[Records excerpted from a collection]
- - -
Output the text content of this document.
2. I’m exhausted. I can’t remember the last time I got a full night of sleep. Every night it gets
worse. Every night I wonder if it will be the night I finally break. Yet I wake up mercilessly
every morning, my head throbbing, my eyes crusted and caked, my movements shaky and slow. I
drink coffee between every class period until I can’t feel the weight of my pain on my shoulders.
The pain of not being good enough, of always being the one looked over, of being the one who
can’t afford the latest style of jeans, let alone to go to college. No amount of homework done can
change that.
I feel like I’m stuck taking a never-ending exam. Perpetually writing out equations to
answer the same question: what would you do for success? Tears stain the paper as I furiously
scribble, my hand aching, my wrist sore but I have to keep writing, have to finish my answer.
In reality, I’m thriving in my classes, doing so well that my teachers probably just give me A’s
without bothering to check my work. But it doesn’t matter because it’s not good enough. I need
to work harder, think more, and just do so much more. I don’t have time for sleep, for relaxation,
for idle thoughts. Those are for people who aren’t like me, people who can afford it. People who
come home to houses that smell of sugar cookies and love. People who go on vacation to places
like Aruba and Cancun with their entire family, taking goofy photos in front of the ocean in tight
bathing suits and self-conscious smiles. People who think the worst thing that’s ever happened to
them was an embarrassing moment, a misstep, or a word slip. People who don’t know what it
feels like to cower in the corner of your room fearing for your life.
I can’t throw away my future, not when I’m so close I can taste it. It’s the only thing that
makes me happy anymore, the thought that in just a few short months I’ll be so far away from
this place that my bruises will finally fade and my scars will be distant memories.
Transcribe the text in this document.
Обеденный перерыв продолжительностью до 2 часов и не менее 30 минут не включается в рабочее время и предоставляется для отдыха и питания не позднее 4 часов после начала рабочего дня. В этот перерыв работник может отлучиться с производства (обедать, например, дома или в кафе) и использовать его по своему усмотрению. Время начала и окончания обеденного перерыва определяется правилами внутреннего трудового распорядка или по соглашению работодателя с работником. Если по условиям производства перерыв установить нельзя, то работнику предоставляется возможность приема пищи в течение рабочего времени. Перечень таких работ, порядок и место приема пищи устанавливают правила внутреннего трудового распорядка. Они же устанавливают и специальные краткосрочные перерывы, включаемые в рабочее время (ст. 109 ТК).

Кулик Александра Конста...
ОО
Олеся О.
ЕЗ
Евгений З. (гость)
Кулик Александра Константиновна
- - -
In the entries above, take the line containing "Transcribe the text in this document." and each later line through the last, and repeat them exactly. Output nothing else.

* **Solution to the exercise**
Transcribe the text in this document.
Обеденный перерыв продолжительностью до 2 часов и не менее 30 минут не включается в рабочее время и предоставляется для отдыха и питания не позднее 4 часов после начала рабочего дня. В этот перерыв работник может отлучиться с производства (обедать, например, дома или в кафе) и использовать его по своему усмотрению. Время начала и окончания обеденного перерыва определяется правилами внутреннего трудового распорядка или по соглашению работодателя с работником. Если по условиям производства перерыв установить нельзя, то работнику предоставляется возможность приема пищи в течение рабочего времени. Перечень таких работ, порядок и место приема пищи устанавливают правила внутреннего трудового распорядка. Они же устанавливают и специальные краткосрочные перерывы, включаемые в рабочее время (ст. 109 ТК).

Кулик Александра Конста...
ОО
Олеся О.
ЕЗ
Евгений З. (гость)
Кулик Александра Константиновна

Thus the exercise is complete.